El ser humano está siempre en condición de anhelo, en una búsqueda incesante por crecer. El Papa Francisco encarnó ese espíritu de constante crecimiento, de apertura al otro y salida al encuentro. Un jesuita hasta la médula, con un corazón en permanente peregrinar.
Francisco ejercitó el diálogo como pocos. Su palabra, lejos de imponer o confrontar, era “desarmante”, como ha dicho Gianni Valente. En su hablar y escuchar, comprendió que las grandes revelaciones espirituales sólo cobran sentido cuando se comparten, cuando se inscriben en una comunidad. Sabía con quién hablar y, sobre todo, de qué hablar. No se perdió en disputas estériles ni en laberintos argumentativos ajenos a la vida real; en cambio, regresó a la sencillez radical del Evangelio: amar, servir y caminar junto a las y los demás.
Fue un hombre profundamente atento a los debates de su tiempo. No le eran ajenos los dilemas éticos de la tecnología, los derechos humanos o el futuro del planeta. Hizo del cuidado de la Casa Común una prioridad de su pontificado. En la encíclica Laudato Si’ insistió en que la crisis ecológica es también una crisis social y que la degradación del medio ambiente es inseparable de la exclusión de los pobres. En una época marcada por la indiferencia, insistió en que la Iglesia debe ofrecer una voz crítica y esperanzadora frente a los desafíos del presente.
§ §
_LISTA DE ACTIVIDADES:_
A – Según el texto sobre el papa Francisco, ¿con qué palabra describió Gianni Valente el modo de hablar de Francisco?
B – Enumera las acciones con las que el texto sobre el papa Francisco resume la sencillez radical del Evangelio.
C – Continúa el texto sobre el papa Francisco a partir de su última oración.
No hace falta consultar las entradas.
§ §
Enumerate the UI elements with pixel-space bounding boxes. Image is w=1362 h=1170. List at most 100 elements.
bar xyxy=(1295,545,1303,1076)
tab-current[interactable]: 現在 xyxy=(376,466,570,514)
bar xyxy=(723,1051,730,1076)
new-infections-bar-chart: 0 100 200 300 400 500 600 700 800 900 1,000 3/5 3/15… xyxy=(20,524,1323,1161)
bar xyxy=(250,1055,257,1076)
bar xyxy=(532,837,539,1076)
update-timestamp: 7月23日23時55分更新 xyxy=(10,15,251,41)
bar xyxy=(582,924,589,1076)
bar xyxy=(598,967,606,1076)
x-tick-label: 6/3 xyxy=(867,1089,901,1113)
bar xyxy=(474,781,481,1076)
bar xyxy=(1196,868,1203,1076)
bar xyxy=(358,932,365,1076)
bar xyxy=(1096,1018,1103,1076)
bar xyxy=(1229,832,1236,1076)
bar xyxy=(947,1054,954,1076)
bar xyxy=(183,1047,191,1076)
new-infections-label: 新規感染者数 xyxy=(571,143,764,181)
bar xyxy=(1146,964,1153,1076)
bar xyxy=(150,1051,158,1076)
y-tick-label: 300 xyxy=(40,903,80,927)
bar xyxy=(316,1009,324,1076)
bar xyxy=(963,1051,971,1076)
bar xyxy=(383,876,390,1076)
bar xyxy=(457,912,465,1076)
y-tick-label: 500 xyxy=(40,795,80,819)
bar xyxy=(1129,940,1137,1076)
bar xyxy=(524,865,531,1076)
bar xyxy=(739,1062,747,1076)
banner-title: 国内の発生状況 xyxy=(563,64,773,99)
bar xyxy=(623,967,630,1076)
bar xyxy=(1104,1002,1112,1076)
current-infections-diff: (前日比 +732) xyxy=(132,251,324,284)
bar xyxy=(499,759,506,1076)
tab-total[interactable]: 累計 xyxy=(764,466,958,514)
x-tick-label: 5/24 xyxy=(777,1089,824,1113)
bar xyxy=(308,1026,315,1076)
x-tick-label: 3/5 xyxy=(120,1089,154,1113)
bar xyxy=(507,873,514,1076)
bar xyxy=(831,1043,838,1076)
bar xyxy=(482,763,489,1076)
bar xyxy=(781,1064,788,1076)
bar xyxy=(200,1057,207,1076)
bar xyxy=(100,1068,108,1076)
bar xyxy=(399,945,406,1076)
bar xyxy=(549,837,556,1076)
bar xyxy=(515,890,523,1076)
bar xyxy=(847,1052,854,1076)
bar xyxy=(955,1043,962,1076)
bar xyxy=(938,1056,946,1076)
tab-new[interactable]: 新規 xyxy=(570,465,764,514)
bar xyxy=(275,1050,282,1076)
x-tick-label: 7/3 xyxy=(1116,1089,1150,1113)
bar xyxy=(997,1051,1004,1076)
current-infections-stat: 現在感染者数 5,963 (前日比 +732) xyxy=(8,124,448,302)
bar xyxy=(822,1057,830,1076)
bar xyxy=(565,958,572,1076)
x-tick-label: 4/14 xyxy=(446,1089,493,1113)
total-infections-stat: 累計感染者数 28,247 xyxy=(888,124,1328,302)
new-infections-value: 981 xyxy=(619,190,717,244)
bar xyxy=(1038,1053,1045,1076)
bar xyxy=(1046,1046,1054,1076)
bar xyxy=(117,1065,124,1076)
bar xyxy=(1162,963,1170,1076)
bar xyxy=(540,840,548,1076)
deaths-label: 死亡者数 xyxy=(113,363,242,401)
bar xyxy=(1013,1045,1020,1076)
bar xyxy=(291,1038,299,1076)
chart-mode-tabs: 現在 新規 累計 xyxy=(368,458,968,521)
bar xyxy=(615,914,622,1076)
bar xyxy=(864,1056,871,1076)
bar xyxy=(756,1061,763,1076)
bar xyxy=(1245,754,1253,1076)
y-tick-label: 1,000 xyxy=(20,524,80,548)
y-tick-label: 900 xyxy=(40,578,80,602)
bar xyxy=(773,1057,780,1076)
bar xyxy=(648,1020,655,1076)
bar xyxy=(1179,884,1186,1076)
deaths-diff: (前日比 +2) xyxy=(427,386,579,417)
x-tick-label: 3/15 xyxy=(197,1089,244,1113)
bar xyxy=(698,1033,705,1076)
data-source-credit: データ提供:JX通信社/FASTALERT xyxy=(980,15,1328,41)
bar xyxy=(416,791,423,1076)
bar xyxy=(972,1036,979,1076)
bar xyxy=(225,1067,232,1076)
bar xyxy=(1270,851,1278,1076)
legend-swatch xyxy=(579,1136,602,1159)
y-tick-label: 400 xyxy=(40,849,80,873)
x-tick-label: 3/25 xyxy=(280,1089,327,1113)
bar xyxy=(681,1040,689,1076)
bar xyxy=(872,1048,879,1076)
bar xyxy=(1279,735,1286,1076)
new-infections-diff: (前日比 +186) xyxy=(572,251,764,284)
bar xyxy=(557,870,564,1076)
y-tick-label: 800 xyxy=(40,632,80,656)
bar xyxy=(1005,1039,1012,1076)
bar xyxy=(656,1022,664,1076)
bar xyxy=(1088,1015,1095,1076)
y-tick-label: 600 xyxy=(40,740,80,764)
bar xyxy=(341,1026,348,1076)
§ §
_RESPUESTAS EN ORDEN:_
A – La describió como "desarmante".

B – Amar, servir y caminar junto a las y los demás.

C –
Ignacio de Loyola decía que el amor debe manifestarse más en obras que en palabras, y Francisco hizo de esta máxima su guía y estilo de vida. Para él, la fe es compromiso y movimiento: es la disposición por salir de la comodidad para abrazar la realidad concreta de las personas, especialmente las que sufren. Las y los descartados, como él decía: migrantes, víctimas, personas pobres o privadas de su libertad.
La actual crisis de liderazgo en el mundo, marcada por el autoritarismo y la posverdad, demanda líderes capaces de discernir y dispuestos a dialogar. Personas comprometidas a actuar con justicia, guiadas por pautas de empatía profunda. Francisco fue ejemplar en ese sentido: mostró que un líder auténtico no se alimenta de la imposición de su voz, sino que escucha, acoge y construye con el otro.
Nunca olvidaremos su sencillez, que constaté en un par de audiencias a las que tuve el enorme privilegio de asistir. Era un hombre ajeno a la pompa y el boato. Más aún: a pesar de la inmensidad de su responsabilidad, reconocía sus debilidades y las abrazaba con humildad.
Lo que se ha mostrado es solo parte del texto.